_Task instructions:_ Print the listing in its entirety and exactly, leaving out images.

-- Start Provided material --

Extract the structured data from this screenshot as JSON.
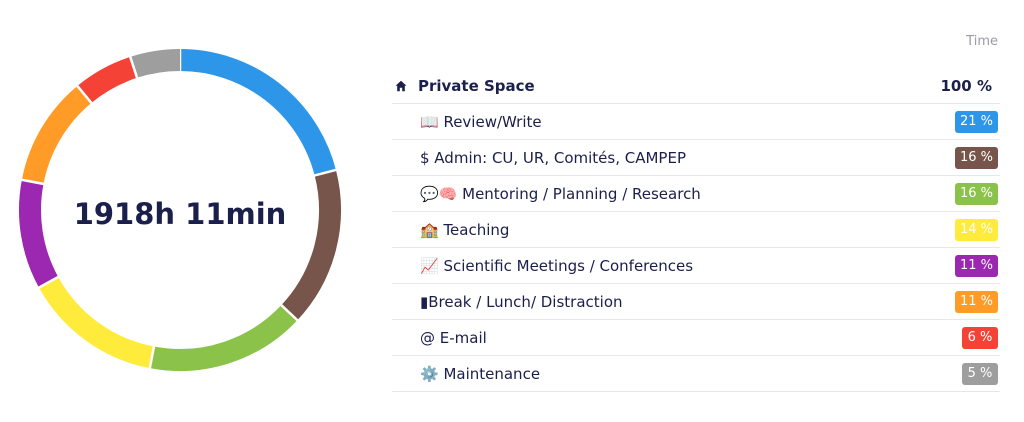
{
  "chart_data": {
    "type": "donut",
    "center_label": "1918h 11min",
    "time_header": "Time",
    "root": {
      "icon": "home-icon",
      "label": "Private Space",
      "percent": "100 %"
    },
    "categories": [
      {
        "icon": "book-emoji",
        "label": "📖 Review/Write",
        "value": 21,
        "percent": "21 %",
        "color": "#2d96e9"
      },
      {
        "icon": "dollar-sign",
        "label": "$ Admin: CU, UR, Comités, CAMPEP",
        "value": 16,
        "percent": "16 %",
        "color": "#77554a"
      },
      {
        "icon": "speech-brain-emoji",
        "label": "💬🧠 Mentoring / Planning / Research",
        "value": 16,
        "percent": "16 %",
        "color": "#8bc34a"
      },
      {
        "icon": "school-emoji",
        "label": "🏫 Teaching",
        "value": 14,
        "percent": "14 %",
        "color": "#ffeb3b"
      },
      {
        "icon": "chart-emoji",
        "label": "📈 Scientific Meetings / Conferences",
        "value": 11,
        "percent": "11 %",
        "color": "#9c27b0"
      },
      {
        "icon": "bar-emoji",
        "label": "▮Break / Lunch/ Distraction",
        "value": 11,
        "percent": "11 %",
        "color": "#ff9b26"
      },
      {
        "icon": "at-sign",
        "label": "@ E-mail",
        "value": 6,
        "percent": "6 %",
        "color": "#f44336"
      },
      {
        "icon": "gear-emoji",
        "label": "⚙️ Maintenance",
        "value": 5,
        "percent": "5 %",
        "color": "#9e9e9e"
      }
    ]
  }
}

-- End Provided material --

_Answer to this exercise:_
Extract the structured data from this screenshot as JSON.
{
  "chart_data": {
    "type": "donut",
    "center_label": "1918h 11min",
    "time_header": "Time",
    "root": {
      "icon": "home-icon",
      "label": "Private Space",
      "percent": "100 %"
    },
    "categories": [
      {
        "icon": "book-emoji",
        "label": "📖 Review/Write",
        "value": 21,
        "percent": "21 %",
        "color": "#2d96e9"
      },
      {
        "icon": "dollar-sign",
        "label": "$ Admin: CU, UR, Comités, CAMPEP",
        "value": 16,
        "percent": "16 %",
        "color": "#77554a"
      },
      {
        "icon": "speech-brain-emoji",
        "label": "💬🧠 Mentoring / Planning / Research",
        "value": 16,
        "percent": "16 %",
        "color": "#8bc34a"
      },
      {
        "icon": "school-emoji",
        "label": "🏫 Teaching",
        "value": 14,
        "percent": "14 %",
        "color": "#ffeb3b"
      },
      {
        "icon": "chart-emoji",
        "label": "📈 Scientific Meetings / Conferences",
        "value": 11,
        "percent": "11 %",
        "color": "#9c27b0"
      },
      {
        "icon": "bar-emoji",
        "label": "▮Break / Lunch/ Distraction",
        "value": 11,
        "percent": "11 %",
        "color": "#ff9b26"
      },
      {
        "icon": "at-sign",
        "label": "@ E-mail",
        "value": 6,
        "percent": "6 %",
        "color": "#f44336"
      },
      {
        "icon": "gear-emoji",
        "label": "⚙️ Maintenance",
        "value": 5,
        "percent": "5 %",
        "color": "#9e9e9e"
      }
    ]
  }
}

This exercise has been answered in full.